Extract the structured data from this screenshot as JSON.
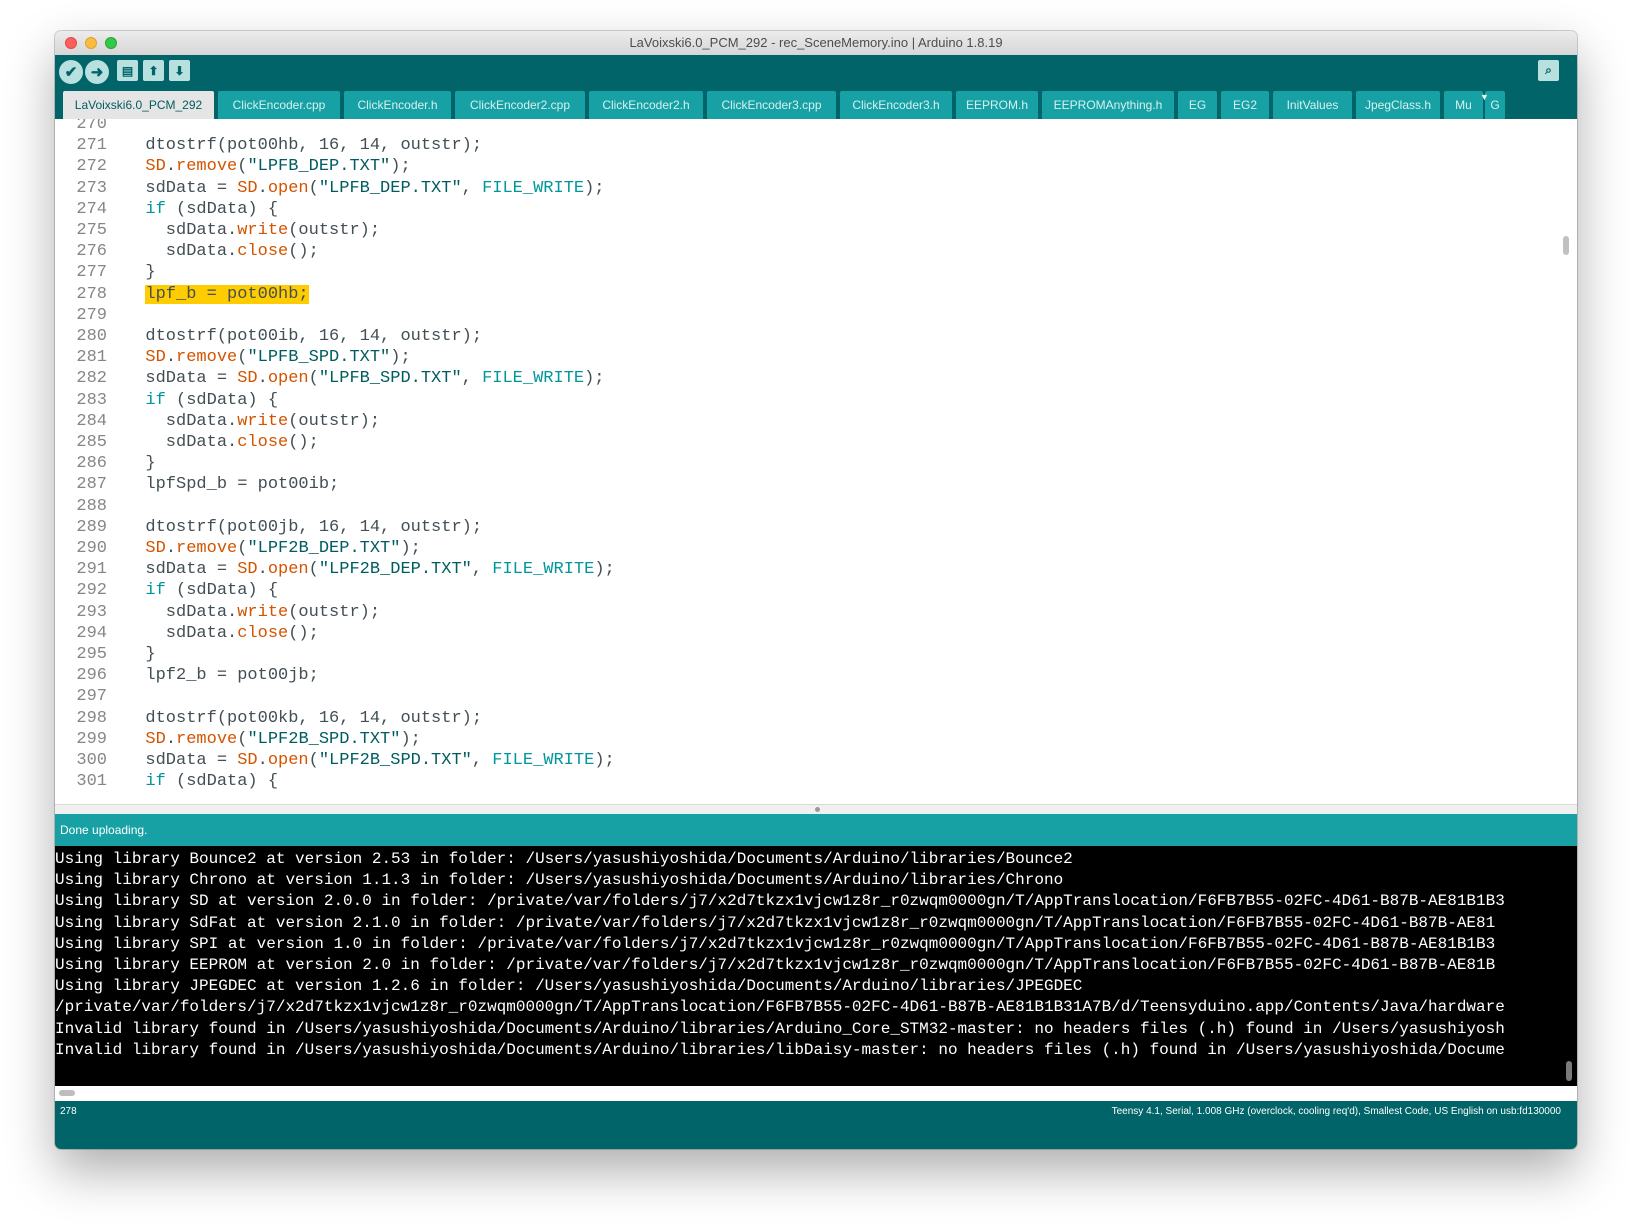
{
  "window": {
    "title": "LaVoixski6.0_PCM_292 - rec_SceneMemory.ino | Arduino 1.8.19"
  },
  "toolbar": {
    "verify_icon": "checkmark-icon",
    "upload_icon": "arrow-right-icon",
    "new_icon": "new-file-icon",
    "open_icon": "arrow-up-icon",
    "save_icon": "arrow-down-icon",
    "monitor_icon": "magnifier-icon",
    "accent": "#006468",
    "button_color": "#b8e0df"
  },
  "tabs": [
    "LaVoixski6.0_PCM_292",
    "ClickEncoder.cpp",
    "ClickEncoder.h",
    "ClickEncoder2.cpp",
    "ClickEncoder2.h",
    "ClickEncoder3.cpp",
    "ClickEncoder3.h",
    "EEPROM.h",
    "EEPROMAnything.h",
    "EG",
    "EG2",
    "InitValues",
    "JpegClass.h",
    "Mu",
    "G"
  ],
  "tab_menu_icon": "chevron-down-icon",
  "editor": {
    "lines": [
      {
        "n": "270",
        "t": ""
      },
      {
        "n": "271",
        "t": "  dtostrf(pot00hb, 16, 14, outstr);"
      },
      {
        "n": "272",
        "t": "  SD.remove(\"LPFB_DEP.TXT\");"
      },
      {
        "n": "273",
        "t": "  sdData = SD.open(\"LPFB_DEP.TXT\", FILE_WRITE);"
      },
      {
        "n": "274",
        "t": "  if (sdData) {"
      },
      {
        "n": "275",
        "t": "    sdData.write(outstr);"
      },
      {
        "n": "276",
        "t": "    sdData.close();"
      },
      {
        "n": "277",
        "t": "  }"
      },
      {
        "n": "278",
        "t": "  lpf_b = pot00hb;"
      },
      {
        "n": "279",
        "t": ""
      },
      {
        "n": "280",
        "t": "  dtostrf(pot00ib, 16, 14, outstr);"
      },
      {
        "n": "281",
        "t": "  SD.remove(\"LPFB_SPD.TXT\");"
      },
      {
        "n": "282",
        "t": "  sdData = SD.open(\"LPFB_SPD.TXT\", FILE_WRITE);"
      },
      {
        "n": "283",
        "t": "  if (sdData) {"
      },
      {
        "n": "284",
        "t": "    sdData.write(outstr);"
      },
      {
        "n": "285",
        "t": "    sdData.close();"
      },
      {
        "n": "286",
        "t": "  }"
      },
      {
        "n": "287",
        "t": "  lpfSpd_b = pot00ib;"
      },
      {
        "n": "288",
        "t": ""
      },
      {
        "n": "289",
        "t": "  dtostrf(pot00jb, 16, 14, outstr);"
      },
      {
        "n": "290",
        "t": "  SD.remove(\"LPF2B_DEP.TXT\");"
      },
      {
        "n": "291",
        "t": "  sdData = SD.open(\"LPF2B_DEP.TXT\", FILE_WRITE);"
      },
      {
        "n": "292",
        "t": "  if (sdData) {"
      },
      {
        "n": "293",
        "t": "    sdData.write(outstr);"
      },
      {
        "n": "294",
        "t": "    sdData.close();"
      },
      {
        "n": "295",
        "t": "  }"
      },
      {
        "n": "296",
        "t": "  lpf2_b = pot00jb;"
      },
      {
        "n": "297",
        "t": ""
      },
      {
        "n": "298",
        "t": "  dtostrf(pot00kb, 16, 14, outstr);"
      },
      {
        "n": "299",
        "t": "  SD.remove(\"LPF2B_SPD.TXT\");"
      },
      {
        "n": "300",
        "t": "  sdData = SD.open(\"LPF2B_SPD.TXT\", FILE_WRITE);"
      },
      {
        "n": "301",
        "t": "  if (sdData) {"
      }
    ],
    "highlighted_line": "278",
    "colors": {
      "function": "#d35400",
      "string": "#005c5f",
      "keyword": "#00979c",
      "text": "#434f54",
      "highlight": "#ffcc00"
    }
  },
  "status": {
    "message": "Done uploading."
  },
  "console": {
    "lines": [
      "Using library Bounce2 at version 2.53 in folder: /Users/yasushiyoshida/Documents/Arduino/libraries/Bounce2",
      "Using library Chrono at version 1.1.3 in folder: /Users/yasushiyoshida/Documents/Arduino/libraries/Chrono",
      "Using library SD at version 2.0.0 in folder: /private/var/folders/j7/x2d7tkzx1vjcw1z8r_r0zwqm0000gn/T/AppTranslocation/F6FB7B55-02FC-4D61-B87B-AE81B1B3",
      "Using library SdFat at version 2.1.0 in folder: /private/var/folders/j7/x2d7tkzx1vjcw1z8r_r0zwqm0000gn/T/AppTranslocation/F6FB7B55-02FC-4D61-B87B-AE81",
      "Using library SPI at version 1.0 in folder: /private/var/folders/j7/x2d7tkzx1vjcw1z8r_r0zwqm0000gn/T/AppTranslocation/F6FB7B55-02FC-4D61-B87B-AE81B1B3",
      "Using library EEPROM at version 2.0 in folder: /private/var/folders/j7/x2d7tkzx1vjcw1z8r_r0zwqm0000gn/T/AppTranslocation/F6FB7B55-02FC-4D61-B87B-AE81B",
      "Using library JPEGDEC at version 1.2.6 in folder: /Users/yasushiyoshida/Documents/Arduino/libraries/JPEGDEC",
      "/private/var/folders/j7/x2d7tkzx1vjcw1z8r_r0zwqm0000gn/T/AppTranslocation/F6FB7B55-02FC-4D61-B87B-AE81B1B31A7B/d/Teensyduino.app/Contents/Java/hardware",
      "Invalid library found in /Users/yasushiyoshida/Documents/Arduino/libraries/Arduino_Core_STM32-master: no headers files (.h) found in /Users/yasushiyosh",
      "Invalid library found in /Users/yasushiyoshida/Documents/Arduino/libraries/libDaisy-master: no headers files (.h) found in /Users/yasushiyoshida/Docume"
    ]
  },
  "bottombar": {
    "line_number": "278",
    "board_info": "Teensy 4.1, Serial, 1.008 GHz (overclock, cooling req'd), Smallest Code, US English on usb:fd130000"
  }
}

---

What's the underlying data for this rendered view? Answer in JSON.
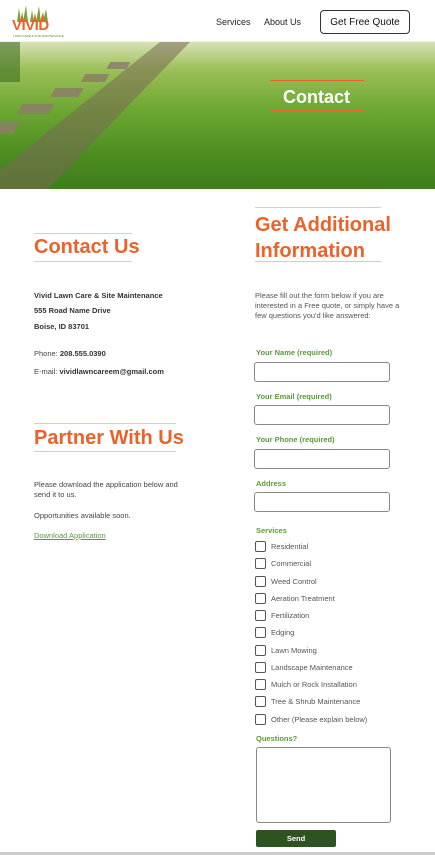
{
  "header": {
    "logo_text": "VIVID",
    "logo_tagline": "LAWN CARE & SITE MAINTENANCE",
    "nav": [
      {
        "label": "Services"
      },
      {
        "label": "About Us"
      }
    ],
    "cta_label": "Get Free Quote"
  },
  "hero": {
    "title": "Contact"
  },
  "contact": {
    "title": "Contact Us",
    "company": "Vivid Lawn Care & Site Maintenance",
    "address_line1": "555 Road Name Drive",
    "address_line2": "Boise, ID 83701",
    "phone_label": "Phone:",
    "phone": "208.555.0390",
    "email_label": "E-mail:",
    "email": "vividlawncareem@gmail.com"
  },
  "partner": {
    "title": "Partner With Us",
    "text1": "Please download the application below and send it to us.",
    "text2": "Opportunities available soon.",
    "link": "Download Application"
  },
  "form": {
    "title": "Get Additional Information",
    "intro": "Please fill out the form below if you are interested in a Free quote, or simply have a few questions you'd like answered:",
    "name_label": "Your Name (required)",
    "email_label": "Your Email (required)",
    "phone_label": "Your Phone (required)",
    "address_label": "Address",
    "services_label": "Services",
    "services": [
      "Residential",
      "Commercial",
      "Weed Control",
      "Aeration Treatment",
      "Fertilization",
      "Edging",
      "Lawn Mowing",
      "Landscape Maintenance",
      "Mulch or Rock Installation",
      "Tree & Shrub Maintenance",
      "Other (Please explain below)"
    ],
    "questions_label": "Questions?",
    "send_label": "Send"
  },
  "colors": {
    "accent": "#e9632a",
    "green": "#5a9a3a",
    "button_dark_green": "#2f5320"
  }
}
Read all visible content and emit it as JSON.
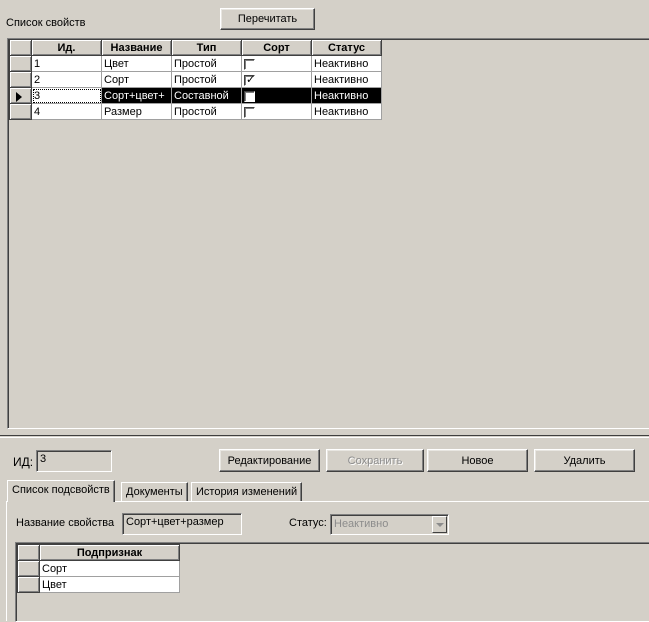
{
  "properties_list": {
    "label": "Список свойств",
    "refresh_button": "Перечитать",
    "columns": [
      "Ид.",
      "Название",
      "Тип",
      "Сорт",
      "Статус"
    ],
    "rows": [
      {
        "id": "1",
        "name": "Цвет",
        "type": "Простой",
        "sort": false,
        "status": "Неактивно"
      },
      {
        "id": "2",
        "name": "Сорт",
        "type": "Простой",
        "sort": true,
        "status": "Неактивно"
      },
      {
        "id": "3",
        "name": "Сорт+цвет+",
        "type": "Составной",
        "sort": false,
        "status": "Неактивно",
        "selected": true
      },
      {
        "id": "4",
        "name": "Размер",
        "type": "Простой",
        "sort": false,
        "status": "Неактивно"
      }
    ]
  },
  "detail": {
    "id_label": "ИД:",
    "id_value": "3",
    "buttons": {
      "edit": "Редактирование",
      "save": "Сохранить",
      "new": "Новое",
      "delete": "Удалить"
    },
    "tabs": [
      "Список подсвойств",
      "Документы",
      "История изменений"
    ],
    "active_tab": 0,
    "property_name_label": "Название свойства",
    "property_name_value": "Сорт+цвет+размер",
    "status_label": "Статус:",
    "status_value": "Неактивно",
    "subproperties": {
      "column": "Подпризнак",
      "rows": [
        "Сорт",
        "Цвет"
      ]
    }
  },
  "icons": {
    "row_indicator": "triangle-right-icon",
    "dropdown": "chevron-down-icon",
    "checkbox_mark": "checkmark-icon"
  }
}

▶ _WORK REQUIRED_:
Find every line in the records that contains the word "files"; copy those lines.

▶ _CORRECT RESULT_:
      "Invalid library found in /Users/yasushiyoshida/Documents/Arduino/libraries/Arduino_Core_STM32-master: no headers files (.h) found in /Users/yasushiyosh",
      "Invalid library found in /Users/yasushiyoshida/Documents/Arduino/libraries/libDaisy-master: no headers files (.h) found in /Users/yasushiyoshida/Docume"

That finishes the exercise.